-- BEGIN --

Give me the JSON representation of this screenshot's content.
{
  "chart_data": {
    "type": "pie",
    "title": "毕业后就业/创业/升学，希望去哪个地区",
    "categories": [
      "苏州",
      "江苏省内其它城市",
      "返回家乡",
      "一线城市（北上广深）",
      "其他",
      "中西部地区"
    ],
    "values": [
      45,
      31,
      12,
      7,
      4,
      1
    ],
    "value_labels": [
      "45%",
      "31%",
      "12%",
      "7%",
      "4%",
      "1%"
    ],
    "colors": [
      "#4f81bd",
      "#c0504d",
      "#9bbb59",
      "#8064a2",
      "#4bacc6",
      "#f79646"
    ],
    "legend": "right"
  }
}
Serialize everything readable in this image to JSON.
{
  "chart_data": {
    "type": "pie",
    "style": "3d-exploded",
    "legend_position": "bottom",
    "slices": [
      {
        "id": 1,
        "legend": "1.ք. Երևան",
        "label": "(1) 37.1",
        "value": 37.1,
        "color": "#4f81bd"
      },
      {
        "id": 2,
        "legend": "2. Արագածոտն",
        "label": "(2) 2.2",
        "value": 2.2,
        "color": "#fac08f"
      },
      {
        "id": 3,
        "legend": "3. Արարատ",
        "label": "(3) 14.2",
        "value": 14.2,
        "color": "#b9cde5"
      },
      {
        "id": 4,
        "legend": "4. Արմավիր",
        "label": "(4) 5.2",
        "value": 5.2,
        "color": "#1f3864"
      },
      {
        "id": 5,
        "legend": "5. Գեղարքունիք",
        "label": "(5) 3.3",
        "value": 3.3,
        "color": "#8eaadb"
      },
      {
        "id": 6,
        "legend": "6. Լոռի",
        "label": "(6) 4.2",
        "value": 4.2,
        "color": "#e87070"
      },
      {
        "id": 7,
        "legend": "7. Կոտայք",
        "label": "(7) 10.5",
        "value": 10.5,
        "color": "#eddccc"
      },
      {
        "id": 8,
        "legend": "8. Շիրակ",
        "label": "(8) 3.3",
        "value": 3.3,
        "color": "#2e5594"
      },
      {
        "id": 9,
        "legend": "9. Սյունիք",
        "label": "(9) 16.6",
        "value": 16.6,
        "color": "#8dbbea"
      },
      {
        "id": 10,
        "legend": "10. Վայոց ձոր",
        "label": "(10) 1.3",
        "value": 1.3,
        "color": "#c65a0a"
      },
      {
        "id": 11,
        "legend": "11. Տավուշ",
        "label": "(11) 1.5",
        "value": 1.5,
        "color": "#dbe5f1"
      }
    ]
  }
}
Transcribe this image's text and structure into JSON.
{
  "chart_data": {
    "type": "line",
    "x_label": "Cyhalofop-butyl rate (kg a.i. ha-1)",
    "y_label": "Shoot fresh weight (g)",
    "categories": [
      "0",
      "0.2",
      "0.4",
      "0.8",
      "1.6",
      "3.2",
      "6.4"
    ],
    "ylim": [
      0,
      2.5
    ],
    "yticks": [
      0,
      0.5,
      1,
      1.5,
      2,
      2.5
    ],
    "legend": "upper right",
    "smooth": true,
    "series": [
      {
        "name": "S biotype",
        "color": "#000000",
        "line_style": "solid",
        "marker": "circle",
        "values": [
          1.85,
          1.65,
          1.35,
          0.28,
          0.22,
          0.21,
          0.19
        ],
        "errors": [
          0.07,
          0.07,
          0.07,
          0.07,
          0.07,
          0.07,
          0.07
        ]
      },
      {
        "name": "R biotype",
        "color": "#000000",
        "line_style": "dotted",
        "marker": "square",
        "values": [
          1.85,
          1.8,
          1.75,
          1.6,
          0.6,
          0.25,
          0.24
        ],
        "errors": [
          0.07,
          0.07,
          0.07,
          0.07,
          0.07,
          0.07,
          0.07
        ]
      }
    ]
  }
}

-- END --

Search the data for the string "JSON" and copy each line where it appears.

Give me the JSON representation of this screenshot's content.
Serialize everything readable in this image to JSON.
Transcribe this image's text and structure into JSON.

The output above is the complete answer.